§ **Description of the task**:
In the records that follow, locate every line with "image" and extract it.

━━━━━ Given records ━━━━━

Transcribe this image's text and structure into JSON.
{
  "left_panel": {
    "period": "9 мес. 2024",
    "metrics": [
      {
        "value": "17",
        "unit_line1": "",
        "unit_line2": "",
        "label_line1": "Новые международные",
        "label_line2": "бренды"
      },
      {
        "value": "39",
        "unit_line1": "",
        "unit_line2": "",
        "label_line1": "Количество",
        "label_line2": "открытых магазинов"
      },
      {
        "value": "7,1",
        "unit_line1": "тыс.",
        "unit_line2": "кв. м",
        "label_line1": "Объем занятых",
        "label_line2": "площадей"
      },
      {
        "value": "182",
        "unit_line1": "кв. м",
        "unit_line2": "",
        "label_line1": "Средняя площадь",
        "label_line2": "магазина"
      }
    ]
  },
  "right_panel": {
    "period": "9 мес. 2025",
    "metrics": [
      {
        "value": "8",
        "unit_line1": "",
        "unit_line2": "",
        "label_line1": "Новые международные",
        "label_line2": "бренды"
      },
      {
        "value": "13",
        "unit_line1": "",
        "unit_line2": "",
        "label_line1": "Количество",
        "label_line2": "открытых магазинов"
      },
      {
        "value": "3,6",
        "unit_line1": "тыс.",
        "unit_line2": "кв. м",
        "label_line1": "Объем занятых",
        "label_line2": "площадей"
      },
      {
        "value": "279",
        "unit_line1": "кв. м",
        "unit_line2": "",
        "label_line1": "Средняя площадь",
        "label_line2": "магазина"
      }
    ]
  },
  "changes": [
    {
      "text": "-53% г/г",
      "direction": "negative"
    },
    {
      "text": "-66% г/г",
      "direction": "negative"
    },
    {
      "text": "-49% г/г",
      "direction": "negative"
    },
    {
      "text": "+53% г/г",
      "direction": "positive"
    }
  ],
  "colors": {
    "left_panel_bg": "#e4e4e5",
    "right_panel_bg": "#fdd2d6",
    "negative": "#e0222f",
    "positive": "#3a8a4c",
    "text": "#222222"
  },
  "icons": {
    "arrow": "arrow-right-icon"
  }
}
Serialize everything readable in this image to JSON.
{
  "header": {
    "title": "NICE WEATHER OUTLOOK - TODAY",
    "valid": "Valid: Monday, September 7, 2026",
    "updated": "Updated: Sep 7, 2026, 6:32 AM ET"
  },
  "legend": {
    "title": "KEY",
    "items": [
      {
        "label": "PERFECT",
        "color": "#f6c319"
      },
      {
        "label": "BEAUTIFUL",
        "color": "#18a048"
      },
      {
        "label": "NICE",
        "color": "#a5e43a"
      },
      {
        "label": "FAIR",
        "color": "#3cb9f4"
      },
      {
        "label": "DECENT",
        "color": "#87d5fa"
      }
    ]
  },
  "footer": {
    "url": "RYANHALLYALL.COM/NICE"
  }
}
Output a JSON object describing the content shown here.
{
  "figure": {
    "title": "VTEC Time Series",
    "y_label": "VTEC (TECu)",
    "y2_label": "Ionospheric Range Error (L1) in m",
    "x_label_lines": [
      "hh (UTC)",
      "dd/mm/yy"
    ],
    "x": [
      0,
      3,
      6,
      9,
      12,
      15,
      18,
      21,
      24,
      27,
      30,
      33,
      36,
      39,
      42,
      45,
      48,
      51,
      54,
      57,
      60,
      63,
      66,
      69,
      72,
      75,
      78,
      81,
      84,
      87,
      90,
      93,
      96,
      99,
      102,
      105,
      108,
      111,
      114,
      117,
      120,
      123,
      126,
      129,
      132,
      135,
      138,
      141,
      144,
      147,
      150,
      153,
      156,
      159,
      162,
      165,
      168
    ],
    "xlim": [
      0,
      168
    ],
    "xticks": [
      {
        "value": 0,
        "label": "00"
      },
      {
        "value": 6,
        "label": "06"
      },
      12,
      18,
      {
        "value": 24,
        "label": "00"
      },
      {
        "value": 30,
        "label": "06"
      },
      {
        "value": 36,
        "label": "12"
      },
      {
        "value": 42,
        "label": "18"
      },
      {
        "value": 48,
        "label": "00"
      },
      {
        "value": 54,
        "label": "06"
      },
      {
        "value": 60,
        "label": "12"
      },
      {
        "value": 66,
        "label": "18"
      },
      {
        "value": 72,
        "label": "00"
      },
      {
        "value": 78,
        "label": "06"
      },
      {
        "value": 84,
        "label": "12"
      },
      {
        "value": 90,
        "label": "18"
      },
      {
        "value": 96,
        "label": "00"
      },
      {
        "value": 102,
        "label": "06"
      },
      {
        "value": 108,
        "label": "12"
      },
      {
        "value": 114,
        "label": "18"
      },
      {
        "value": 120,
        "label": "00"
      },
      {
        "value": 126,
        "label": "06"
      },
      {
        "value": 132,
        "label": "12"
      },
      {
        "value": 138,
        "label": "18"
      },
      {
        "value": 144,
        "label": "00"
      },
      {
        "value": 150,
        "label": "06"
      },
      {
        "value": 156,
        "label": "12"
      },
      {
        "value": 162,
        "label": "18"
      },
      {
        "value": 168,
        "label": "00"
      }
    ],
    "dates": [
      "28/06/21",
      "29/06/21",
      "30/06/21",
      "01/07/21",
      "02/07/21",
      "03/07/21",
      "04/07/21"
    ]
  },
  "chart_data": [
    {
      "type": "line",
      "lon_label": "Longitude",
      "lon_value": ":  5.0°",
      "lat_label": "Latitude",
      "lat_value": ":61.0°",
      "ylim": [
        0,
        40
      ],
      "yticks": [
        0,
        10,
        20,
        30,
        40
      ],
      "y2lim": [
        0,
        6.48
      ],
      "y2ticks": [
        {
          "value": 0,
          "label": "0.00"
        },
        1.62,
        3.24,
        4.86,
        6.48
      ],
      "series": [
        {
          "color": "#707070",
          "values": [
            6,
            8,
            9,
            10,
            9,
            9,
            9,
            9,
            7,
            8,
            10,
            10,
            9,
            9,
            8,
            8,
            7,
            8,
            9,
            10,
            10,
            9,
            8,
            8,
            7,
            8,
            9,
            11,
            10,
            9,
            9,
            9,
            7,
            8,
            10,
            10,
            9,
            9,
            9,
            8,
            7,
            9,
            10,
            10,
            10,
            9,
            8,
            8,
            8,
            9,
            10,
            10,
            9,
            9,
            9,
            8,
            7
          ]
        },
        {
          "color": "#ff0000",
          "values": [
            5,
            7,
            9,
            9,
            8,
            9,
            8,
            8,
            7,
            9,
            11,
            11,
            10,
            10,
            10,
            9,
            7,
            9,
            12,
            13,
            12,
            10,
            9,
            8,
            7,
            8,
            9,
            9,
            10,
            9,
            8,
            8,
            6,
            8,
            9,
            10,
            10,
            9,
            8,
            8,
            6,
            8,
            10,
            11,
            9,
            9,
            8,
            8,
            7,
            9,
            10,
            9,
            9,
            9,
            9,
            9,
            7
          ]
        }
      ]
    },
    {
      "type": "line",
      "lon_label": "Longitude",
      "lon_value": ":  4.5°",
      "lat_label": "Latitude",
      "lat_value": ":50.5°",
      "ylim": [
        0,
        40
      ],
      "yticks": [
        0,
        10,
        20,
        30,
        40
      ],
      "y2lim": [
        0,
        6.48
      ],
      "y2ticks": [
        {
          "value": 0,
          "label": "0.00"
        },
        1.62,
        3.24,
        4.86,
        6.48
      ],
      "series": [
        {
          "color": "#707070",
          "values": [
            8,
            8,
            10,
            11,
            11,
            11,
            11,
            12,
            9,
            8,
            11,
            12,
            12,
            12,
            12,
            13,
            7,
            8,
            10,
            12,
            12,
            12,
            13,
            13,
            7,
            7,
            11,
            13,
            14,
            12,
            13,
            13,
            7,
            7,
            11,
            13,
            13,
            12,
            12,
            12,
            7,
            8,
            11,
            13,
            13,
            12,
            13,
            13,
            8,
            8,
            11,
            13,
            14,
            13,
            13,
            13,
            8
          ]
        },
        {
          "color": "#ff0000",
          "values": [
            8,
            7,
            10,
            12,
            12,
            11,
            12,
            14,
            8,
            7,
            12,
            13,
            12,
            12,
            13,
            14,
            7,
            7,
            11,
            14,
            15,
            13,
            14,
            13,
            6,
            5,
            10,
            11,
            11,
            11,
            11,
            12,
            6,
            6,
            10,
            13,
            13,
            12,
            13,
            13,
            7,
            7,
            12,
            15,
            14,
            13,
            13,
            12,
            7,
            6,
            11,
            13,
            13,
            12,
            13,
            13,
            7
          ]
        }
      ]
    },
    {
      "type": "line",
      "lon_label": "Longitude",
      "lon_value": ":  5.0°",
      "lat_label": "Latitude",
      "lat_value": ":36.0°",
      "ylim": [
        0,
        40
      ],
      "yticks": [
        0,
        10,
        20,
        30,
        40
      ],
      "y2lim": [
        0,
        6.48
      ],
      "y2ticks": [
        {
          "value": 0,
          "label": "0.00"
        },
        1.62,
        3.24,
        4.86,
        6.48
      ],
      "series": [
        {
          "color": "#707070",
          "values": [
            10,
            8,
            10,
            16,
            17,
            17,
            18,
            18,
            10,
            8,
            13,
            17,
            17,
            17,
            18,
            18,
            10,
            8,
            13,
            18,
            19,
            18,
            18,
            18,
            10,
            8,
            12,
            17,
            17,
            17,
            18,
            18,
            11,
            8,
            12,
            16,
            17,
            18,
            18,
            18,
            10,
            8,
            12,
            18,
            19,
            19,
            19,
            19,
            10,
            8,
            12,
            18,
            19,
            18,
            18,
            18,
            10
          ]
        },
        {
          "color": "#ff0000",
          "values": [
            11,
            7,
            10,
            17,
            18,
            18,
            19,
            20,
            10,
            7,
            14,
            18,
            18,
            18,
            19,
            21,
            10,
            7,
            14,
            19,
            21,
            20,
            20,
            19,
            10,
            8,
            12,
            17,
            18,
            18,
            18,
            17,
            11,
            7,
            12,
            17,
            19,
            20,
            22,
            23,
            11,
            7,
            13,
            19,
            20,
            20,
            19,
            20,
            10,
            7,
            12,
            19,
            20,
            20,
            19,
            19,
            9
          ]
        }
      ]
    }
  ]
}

━━━━━

§ **Result of this exercise**:
Transcribe this image's text and structure into JSON.
Serialize everything readable in this image to JSON.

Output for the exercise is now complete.